Records from a collection:
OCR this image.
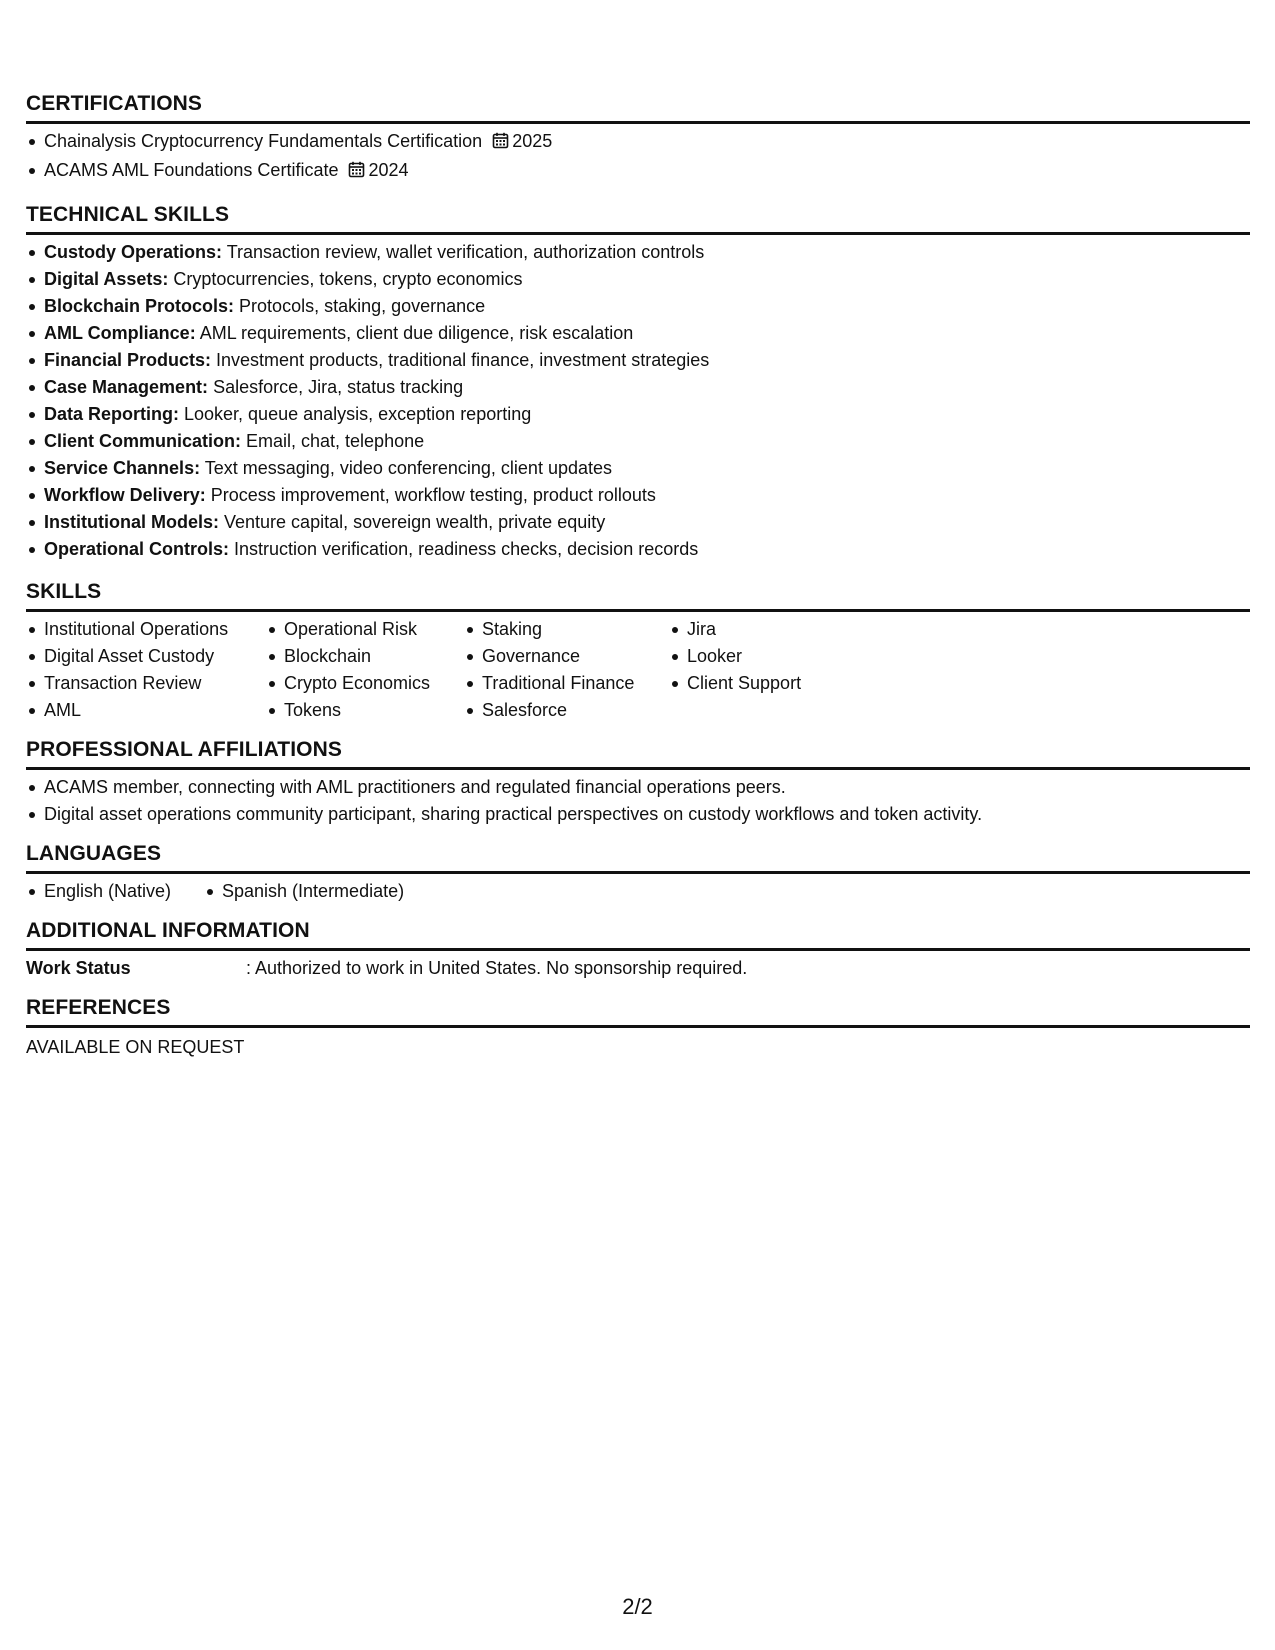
CERTIFICATIONS
Chainalysis Cryptocurrency Fundamentals Certification 2025
ACAMS AML Foundations Certificate 2024
TECHNICAL SKILLS
Custody Operations: Transaction review, wallet verification, authorization controls
Digital Assets: Cryptocurrencies, tokens, crypto economics
Blockchain Protocols: Protocols, staking, governance
AML Compliance: AML requirements, client due diligence, risk escalation
Financial Products: Investment products, traditional finance, investment strategies
Case Management: Salesforce, Jira, status tracking
Data Reporting: Looker, queue analysis, exception reporting
Client Communication: Email, chat, telephone
Service Channels: Text messaging, video conferencing, client updates
Workflow Delivery: Process improvement, workflow testing, product rollouts
Institutional Models: Venture capital, sovereign wealth, private equity
Operational Controls: Instruction verification, readiness checks, decision records
SKILLS
Institutional Operations
Digital Asset Custody
Transaction Review
AML
Operational Risk
Blockchain
Crypto Economics
Tokens
Staking
Governance
Traditional Finance
Salesforce
Jira
Looker
Client Support
PROFESSIONAL AFFILIATIONS
ACAMS member, connecting with AML practitioners and regulated financial operations peers.
Digital asset operations community participant, sharing practical perspectives on custody workflows and token activity.
LANGUAGES
English (Native)	Spanish (Intermediate)
ADDITIONAL INFORMATION
Work Status	: Authorized to work in United States. No sponsorship required.
REFERENCES
AVAILABLE ON REQUEST
2/2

BRIEF: Output a faithful copy of the data, with each picture left out.

THE REPLY:
OCR this image.
CERTIFICATIONS
Chainalysis Cryptocurrency Fundamentals Certification 2025
ACAMS AML Foundations Certificate 2024
TECHNICAL SKILLS
Custody Operations: Transaction review, wallet verification, authorization controls
Digital Assets: Cryptocurrencies, tokens, crypto economics
Blockchain Protocols: Protocols, staking, governance
AML Compliance: AML requirements, client due diligence, risk escalation
Financial Products: Investment products, traditional finance, investment strategies
Case Management: Salesforce, Jira, status tracking
Data Reporting: Looker, queue analysis, exception reporting
Client Communication: Email, chat, telephone
Service Channels: Text messaging, video conferencing, client updates
Workflow Delivery: Process improvement, workflow testing, product rollouts
Institutional Models: Venture capital, sovereign wealth, private equity
Operational Controls: Instruction verification, readiness checks, decision records
SKILLS
Institutional Operations
Digital Asset Custody
Transaction Review
AML
Operational Risk
Blockchain
Crypto Economics
Tokens
Staking
Governance
Traditional Finance
Salesforce
Jira
Looker
Client Support
PROFESSIONAL AFFILIATIONS
ACAMS member, connecting with AML practitioners and regulated financial operations peers.
Digital asset operations community participant, sharing practical perspectives on custody workflows and token activity.
LANGUAGES
English (Native)	Spanish (Intermediate)
ADDITIONAL INFORMATION
Work Status	: Authorized to work in United States. No sponsorship required.
REFERENCES
AVAILABLE ON REQUEST
2/2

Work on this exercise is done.